◆ Aim:
Scan the entries below and report only how many lines contain "dash".

◆ Raw data:
═══

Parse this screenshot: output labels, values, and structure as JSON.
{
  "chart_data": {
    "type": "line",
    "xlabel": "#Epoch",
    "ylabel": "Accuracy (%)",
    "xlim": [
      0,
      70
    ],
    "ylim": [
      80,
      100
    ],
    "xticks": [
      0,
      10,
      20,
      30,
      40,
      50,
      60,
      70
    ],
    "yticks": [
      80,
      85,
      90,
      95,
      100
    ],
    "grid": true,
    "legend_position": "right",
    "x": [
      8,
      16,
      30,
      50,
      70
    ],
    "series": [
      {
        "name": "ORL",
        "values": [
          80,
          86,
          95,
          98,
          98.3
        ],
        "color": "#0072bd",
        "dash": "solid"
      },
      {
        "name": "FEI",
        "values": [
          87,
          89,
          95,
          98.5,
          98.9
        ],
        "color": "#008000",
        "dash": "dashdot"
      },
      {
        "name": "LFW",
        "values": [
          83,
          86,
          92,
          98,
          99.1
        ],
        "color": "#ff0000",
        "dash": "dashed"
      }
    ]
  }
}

═══

◆ Correct answer:
3